=== Given entries ===
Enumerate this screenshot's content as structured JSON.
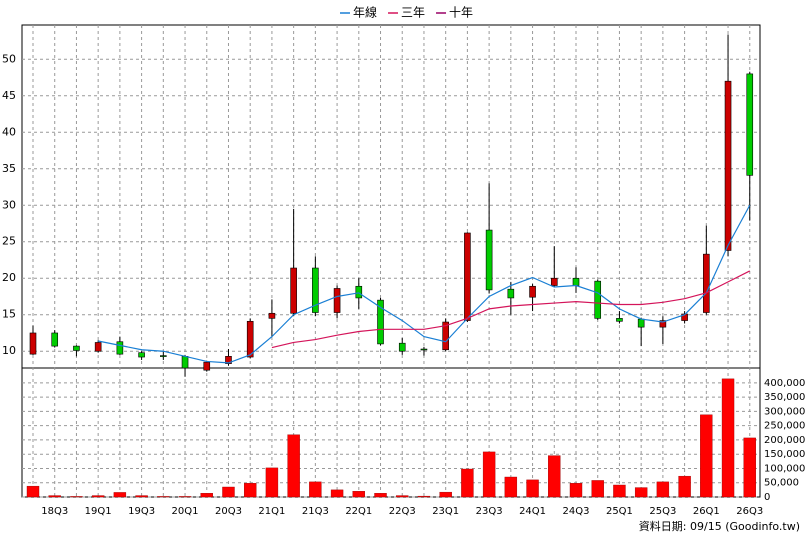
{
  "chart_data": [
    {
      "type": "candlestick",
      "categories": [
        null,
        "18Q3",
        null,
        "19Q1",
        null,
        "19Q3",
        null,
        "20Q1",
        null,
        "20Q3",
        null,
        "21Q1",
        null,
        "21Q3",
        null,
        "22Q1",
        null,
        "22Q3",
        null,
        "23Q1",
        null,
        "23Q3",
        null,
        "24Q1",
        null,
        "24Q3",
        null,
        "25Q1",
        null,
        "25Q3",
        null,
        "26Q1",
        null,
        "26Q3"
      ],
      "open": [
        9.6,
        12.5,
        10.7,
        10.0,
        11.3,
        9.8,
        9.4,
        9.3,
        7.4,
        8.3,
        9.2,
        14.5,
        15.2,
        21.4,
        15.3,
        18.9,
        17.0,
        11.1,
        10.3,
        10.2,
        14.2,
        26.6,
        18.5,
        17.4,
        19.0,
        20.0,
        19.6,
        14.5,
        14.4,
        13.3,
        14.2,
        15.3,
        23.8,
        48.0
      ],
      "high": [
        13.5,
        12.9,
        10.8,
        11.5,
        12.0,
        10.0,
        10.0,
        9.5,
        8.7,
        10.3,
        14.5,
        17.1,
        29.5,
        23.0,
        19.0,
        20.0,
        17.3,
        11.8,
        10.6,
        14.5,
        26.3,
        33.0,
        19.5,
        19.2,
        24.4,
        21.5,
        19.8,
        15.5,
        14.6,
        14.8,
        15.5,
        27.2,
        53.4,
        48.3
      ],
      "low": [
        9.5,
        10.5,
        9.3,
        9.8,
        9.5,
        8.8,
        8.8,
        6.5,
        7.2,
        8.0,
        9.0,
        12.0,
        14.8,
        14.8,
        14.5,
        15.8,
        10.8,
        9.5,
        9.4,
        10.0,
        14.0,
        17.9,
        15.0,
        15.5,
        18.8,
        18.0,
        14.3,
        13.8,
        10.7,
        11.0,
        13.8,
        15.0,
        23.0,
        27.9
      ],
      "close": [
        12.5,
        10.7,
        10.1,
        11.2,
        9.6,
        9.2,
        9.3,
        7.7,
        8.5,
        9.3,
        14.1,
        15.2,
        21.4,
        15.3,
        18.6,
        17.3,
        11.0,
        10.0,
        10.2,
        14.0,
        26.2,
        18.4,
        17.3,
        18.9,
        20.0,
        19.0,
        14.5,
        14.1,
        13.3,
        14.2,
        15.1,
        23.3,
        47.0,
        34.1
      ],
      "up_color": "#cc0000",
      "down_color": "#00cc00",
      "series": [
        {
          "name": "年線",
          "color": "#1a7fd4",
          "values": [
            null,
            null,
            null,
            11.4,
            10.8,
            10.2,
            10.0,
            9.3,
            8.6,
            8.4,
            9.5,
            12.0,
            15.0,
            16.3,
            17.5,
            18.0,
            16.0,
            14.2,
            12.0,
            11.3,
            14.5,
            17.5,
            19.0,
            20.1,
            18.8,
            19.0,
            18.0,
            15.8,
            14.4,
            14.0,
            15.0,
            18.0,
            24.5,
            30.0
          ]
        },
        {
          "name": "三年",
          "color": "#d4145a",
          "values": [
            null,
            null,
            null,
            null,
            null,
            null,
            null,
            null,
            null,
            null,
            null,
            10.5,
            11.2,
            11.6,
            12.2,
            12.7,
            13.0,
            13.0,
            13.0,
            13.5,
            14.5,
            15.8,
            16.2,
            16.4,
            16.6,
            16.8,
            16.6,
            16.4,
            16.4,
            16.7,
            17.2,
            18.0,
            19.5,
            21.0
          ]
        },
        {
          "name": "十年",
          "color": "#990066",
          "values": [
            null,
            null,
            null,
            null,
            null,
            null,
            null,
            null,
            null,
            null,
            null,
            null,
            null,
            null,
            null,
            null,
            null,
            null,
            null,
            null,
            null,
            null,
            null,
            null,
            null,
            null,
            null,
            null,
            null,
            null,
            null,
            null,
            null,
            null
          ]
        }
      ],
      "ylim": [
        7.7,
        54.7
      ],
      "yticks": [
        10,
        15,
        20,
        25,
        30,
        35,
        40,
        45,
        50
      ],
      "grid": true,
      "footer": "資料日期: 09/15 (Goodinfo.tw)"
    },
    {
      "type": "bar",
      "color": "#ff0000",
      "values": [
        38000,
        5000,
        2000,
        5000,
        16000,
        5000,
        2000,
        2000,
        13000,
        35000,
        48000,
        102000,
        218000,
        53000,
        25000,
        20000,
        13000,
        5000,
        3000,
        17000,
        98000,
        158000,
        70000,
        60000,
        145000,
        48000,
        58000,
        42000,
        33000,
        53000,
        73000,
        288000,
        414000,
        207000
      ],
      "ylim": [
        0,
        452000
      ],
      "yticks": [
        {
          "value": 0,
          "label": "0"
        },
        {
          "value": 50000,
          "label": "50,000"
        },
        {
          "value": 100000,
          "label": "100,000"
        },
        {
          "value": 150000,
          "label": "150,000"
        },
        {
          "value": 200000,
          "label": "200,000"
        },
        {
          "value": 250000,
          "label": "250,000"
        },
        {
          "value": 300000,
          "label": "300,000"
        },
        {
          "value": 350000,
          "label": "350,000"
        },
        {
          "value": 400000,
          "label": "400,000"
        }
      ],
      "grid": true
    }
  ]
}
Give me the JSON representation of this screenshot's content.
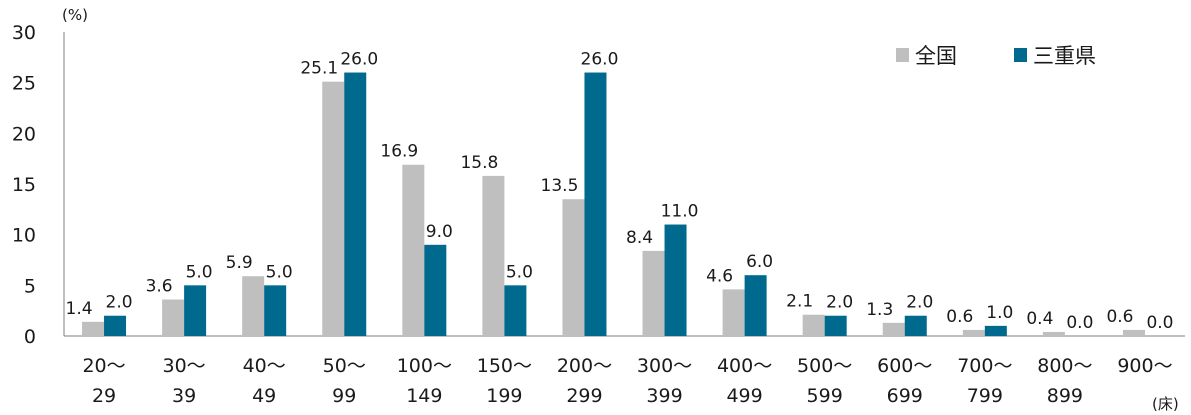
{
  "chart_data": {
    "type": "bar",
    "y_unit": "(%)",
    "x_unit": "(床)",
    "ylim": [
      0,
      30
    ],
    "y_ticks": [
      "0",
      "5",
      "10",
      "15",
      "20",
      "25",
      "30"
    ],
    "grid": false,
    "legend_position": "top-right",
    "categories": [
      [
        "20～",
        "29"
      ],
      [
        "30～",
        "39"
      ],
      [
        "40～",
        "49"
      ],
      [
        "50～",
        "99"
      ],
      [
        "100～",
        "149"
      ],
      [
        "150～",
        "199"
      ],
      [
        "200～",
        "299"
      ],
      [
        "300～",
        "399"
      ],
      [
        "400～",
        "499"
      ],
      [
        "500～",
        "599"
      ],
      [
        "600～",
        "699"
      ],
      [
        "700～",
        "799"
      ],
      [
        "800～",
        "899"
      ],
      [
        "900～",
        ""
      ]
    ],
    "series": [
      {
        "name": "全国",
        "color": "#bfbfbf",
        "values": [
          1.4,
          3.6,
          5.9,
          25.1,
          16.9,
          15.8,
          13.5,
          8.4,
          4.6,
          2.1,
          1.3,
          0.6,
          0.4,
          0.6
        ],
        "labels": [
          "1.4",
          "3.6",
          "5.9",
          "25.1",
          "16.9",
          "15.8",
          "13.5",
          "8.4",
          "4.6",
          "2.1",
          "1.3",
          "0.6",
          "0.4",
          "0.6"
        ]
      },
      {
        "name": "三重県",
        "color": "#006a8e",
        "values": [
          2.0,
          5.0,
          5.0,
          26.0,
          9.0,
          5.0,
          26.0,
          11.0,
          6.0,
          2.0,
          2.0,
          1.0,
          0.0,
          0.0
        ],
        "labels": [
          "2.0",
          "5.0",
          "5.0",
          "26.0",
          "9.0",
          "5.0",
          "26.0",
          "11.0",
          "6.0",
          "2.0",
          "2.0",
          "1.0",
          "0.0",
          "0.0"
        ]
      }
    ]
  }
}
===
=== Given entries ===
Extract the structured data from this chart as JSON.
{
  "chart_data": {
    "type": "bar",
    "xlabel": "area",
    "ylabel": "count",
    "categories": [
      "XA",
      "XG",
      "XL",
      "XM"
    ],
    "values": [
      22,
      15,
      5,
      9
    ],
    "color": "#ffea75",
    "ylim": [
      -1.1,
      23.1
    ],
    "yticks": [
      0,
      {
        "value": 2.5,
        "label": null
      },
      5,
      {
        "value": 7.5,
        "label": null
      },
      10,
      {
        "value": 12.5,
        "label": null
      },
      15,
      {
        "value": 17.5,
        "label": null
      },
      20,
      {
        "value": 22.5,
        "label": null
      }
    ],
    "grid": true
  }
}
===
=== Given entries ===
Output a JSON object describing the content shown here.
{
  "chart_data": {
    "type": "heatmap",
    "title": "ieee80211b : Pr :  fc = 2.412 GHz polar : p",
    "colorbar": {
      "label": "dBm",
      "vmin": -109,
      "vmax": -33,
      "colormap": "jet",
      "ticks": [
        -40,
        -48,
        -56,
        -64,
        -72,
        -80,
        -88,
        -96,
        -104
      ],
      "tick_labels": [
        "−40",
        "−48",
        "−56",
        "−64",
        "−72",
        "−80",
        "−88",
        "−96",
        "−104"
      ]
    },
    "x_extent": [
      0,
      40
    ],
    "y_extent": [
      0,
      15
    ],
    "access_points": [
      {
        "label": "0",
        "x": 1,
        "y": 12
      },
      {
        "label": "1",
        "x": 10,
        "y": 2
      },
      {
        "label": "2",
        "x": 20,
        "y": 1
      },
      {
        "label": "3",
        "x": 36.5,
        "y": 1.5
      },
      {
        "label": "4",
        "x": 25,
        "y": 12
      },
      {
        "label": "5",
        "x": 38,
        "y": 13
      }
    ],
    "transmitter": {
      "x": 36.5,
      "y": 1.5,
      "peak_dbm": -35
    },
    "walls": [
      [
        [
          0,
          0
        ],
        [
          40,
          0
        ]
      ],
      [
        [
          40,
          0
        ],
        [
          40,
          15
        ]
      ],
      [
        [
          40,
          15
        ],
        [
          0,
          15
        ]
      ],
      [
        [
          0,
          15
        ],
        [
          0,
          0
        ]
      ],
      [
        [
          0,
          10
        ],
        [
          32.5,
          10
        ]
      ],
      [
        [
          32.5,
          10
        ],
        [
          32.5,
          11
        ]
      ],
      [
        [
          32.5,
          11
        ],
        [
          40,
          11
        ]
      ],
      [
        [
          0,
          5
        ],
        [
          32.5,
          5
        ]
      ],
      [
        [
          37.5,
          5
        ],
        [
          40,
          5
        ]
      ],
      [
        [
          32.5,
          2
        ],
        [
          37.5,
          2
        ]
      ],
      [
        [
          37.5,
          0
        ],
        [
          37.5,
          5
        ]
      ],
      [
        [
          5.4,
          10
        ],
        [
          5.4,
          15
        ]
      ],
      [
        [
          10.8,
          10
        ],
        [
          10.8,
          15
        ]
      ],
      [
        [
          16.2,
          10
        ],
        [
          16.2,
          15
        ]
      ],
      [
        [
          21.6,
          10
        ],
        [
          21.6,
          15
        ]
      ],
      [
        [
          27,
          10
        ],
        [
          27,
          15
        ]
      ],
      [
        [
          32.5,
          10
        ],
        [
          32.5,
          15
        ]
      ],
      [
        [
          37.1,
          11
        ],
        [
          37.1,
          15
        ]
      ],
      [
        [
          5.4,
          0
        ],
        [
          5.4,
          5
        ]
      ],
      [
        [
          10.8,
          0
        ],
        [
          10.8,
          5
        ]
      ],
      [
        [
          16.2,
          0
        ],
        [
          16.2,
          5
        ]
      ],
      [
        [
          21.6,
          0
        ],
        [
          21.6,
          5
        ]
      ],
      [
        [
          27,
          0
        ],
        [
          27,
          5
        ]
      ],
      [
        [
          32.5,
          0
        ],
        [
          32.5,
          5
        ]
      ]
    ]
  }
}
===
__Written request__: Copy all the lines above that hold the string "screenshot".

__Answer to the exercise__:
Enumerate this screenshot's content as structured JSON.
Give me the JSON representation of this screenshot's content.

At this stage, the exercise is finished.